WRITTEN REQUEST: Copy every record below, exactly as written.

DATASET ENTRIES:
»»

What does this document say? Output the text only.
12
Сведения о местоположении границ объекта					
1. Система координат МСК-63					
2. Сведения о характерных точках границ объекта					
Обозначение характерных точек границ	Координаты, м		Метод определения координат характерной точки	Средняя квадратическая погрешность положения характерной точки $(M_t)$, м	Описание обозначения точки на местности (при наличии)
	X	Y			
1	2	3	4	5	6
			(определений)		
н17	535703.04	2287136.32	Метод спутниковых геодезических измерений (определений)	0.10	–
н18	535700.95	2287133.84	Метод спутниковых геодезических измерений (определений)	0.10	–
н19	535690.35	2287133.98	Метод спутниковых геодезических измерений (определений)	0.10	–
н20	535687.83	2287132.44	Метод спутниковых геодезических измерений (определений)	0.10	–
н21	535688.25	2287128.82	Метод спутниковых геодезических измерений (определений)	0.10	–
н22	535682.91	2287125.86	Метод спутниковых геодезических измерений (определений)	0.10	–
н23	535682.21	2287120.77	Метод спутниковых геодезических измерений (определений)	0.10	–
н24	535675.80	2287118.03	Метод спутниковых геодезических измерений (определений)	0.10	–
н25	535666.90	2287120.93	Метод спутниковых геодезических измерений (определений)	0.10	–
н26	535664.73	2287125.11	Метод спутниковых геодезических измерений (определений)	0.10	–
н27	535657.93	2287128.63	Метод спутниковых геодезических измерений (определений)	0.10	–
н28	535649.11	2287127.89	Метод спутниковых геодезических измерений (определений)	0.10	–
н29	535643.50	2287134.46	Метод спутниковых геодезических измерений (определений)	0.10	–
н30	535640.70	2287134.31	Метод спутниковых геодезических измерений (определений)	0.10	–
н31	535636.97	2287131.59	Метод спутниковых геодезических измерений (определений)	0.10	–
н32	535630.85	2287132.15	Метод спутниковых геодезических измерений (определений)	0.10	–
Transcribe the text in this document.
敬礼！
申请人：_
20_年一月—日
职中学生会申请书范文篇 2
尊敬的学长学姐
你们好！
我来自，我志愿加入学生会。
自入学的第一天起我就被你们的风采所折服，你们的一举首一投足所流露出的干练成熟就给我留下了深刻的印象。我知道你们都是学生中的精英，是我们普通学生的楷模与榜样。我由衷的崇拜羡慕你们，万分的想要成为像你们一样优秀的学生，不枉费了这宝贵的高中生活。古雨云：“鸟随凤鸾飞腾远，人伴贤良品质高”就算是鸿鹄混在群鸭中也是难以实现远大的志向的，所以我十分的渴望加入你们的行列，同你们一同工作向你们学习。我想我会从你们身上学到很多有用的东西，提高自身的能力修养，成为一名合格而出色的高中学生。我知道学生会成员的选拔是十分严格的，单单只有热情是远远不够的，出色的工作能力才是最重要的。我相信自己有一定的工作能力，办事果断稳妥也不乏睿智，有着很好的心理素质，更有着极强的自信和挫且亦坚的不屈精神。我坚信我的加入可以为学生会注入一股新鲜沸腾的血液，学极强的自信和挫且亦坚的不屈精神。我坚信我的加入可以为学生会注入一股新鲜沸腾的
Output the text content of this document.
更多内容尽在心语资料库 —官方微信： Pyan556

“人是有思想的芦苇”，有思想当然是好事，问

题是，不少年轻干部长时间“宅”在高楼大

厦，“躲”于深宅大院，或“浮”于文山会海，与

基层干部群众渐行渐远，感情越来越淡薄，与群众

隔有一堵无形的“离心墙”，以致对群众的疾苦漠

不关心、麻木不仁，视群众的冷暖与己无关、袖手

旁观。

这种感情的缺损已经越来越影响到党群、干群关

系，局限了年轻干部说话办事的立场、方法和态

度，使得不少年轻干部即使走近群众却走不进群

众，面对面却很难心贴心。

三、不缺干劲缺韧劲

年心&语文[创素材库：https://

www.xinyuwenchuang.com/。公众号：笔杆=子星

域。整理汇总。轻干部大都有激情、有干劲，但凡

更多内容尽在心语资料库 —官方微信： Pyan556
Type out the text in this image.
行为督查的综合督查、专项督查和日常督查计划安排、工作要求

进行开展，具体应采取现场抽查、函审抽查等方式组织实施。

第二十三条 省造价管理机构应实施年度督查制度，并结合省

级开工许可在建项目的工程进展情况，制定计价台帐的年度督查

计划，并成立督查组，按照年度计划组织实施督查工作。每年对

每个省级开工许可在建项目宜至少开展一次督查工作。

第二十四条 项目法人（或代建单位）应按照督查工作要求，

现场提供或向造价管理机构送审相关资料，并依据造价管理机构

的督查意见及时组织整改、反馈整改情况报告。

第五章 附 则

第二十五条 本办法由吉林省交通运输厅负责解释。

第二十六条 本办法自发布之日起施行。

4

««

WRITTEN RESPONSE:
What does this document say? Output the text only.
12
Сведения о местоположении границ объекта					
1. Система координат МСК-63					
2. Сведения о характерных точках границ объекта					
Обозначение характерных точек границ	Координаты, м		Метод определения координат характерной точки	Средняя квадратическая погрешность положения характерной точки $(M_t)$, м	Описание обозначения точки на местности (при наличии)
	X	Y			
1	2	3	4	5	6
			(определений)		
н17	535703.04	2287136.32	Метод спутниковых геодезических измерений (определений)	0.10	–
н18	535700.95	2287133.84	Метод спутниковых геодезических измерений (определений)	0.10	–
н19	535690.35	2287133.98	Метод спутниковых геодезических измерений (определений)	0.10	–
н20	535687.83	2287132.44	Метод спутниковых геодезических измерений (определений)	0.10	–
н21	535688.25	2287128.82	Метод спутниковых геодезических измерений (определений)	0.10	–
н22	535682.91	2287125.86	Метод спутниковых геодезических измерений (определений)	0.10	–
н23	535682.21	2287120.77	Метод спутниковых геодезических измерений (определений)	0.10	–
н24	535675.80	2287118.03	Метод спутниковых геодезических измерений (определений)	0.10	–
н25	535666.90	2287120.93	Метод спутниковых геодезических измерений (определений)	0.10	–
н26	535664.73	2287125.11	Метод спутниковых геодезических измерений (определений)	0.10	–
н27	535657.93	2287128.63	Метод спутниковых геодезических измерений (определений)	0.10	–
н28	535649.11	2287127.89	Метод спутниковых геодезических измерений (определений)	0.10	–
н29	535643.50	2287134.46	Метод спутниковых геодезических измерений (определений)	0.10	–
н30	535640.70	2287134.31	Метод спутниковых геодезических измерений (определений)	0.10	–
н31	535636.97	2287131.59	Метод спутниковых геодезических измерений (определений)	0.10	–
н32	535630.85	2287132.15	Метод спутниковых геодезических измерений (определений)	0.10	–
Transcribe the text in this document.
敬礼！
申请人：_
20_年一月—日
职中学生会申请书范文篇 2
尊敬的学长学姐
你们好！
我来自，我志愿加入学生会。
自入学的第一天起我就被你们的风采所折服，你们的一举首一投足所流露出的干练成熟就给我留下了深刻的印象。我知道你们都是学生中的精英，是我们普通学生的楷模与榜样。我由衷的崇拜羡慕你们，万分的想要成为像你们一样优秀的学生，不枉费了这宝贵的高中生活。古雨云：“鸟随凤鸾飞腾远，人伴贤良品质高”就算是鸿鹄混在群鸭中也是难以实现远大的志向的，所以我十分的渴望加入你们的行列，同你们一同工作向你们学习。我想我会从你们身上学到很多有用的东西，提高自身的能力修养，成为一名合格而出色的高中学生。我知道学生会成员的选拔是十分严格的，单单只有热情是远远不够的，出色的工作能力才是最重要的。我相信自己有一定的工作能力，办事果断稳妥也不乏睿智，有着很好的心理素质，更有着极强的自信和挫且亦坚的不屈精神。我坚信我的加入可以为学生会注入一股新鲜沸腾的血液，学极强的自信和挫且亦坚的不屈精神。我坚信我的加入可以为学生会注入一股新鲜沸腾的
Output the text content of this document.
更多内容尽在心语资料库 —官方微信： Pyan556

“人是有思想的芦苇”，有思想当然是好事，问

题是，不少年轻干部长时间“宅”在高楼大

厦，“躲”于深宅大院，或“浮”于文山会海，与

基层干部群众渐行渐远，感情越来越淡薄，与群众

隔有一堵无形的“离心墙”，以致对群众的疾苦漠

不关心、麻木不仁，视群众的冷暖与己无关、袖手

旁观。

这种感情的缺损已经越来越影响到党群、干群关

系，局限了年轻干部说话办事的立场、方法和态

度，使得不少年轻干部即使走近群众却走不进群

众，面对面却很难心贴心。

三、不缺干劲缺韧劲

年心&语文[创素材库：https://

www.xinyuwenchuang.com/。公众号：笔杆=子星

域。整理汇总。轻干部大都有激情、有干劲，但凡

更多内容尽在心语资料库 —官方微信： Pyan556
Type out the text in this image.
行为督查的综合督查、专项督查和日常督查计划安排、工作要求

进行开展，具体应采取现场抽查、函审抽查等方式组织实施。

第二十三条 省造价管理机构应实施年度督查制度，并结合省

级开工许可在建项目的工程进展情况，制定计价台帐的年度督查

计划，并成立督查组，按照年度计划组织实施督查工作。每年对

每个省级开工许可在建项目宜至少开展一次督查工作。

第二十四条 项目法人（或代建单位）应按照督查工作要求，

现场提供或向造价管理机构送审相关资料，并依据造价管理机构

的督查意见及时组织整改、反馈整改情况报告。

第五章 附 则

第二十五条 本办法由吉林省交通运输厅负责解释。

第二十六条 本办法自发布之日起施行。

4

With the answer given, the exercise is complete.